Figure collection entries

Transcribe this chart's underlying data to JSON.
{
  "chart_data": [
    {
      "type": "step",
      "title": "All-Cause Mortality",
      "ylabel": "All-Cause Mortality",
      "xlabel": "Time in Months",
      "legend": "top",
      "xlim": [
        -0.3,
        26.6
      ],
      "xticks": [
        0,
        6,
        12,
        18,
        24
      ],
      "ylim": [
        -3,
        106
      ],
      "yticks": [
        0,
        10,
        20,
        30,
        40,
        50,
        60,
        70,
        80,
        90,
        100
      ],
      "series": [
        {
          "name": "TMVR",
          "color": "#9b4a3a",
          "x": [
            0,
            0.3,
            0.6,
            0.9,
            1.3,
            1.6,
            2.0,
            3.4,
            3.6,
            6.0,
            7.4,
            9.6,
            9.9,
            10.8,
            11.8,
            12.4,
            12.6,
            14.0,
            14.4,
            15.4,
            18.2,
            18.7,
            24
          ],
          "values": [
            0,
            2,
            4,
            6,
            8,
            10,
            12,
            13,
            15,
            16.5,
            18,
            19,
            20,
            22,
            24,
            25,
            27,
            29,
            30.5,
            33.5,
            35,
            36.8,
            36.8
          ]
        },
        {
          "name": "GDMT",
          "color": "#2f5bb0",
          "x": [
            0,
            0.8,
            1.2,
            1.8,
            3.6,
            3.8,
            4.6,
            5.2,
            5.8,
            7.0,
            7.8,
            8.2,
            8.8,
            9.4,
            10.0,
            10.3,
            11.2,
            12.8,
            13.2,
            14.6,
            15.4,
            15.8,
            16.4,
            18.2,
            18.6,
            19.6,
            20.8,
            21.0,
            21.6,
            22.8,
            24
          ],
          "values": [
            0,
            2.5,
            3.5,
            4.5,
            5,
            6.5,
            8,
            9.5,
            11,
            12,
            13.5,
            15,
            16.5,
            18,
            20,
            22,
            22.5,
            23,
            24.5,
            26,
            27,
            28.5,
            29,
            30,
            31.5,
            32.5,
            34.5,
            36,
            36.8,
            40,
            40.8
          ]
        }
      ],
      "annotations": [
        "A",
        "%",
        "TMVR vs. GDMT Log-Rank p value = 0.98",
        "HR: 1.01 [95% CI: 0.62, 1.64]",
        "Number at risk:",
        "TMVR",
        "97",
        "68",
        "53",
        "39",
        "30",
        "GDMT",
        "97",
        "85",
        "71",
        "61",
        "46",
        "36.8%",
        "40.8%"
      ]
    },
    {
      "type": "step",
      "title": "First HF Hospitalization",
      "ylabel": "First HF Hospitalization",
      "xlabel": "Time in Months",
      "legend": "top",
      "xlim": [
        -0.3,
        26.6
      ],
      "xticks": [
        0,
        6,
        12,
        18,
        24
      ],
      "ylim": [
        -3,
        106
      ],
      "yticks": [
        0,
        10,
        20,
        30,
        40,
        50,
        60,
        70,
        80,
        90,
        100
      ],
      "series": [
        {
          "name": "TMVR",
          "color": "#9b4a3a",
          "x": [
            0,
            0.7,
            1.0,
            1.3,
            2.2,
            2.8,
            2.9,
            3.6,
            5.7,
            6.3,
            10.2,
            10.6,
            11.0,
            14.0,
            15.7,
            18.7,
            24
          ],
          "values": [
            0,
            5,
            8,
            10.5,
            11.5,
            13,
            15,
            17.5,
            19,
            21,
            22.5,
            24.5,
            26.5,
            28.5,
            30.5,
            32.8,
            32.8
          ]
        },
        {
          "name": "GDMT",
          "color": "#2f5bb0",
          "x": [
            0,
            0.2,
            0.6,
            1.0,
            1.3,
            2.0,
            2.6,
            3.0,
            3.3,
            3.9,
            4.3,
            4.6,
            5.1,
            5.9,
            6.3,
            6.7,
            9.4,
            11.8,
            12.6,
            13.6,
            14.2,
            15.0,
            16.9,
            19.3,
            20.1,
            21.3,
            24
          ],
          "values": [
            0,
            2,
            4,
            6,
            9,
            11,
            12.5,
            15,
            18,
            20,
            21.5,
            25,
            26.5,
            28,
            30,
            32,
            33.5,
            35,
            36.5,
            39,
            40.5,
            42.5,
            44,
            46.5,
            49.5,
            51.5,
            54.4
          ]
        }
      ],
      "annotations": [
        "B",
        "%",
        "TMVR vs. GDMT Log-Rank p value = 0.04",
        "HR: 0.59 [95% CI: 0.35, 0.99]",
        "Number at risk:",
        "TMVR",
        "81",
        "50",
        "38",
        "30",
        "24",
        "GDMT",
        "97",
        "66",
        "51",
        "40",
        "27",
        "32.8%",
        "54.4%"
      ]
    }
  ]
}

DO THIS:
Find the word "Cause" in the data and show each line that holds it.

IN RESPONSE:
      "title": "All-Cause Mortality",
      "ylabel": "All-Cause Mortality",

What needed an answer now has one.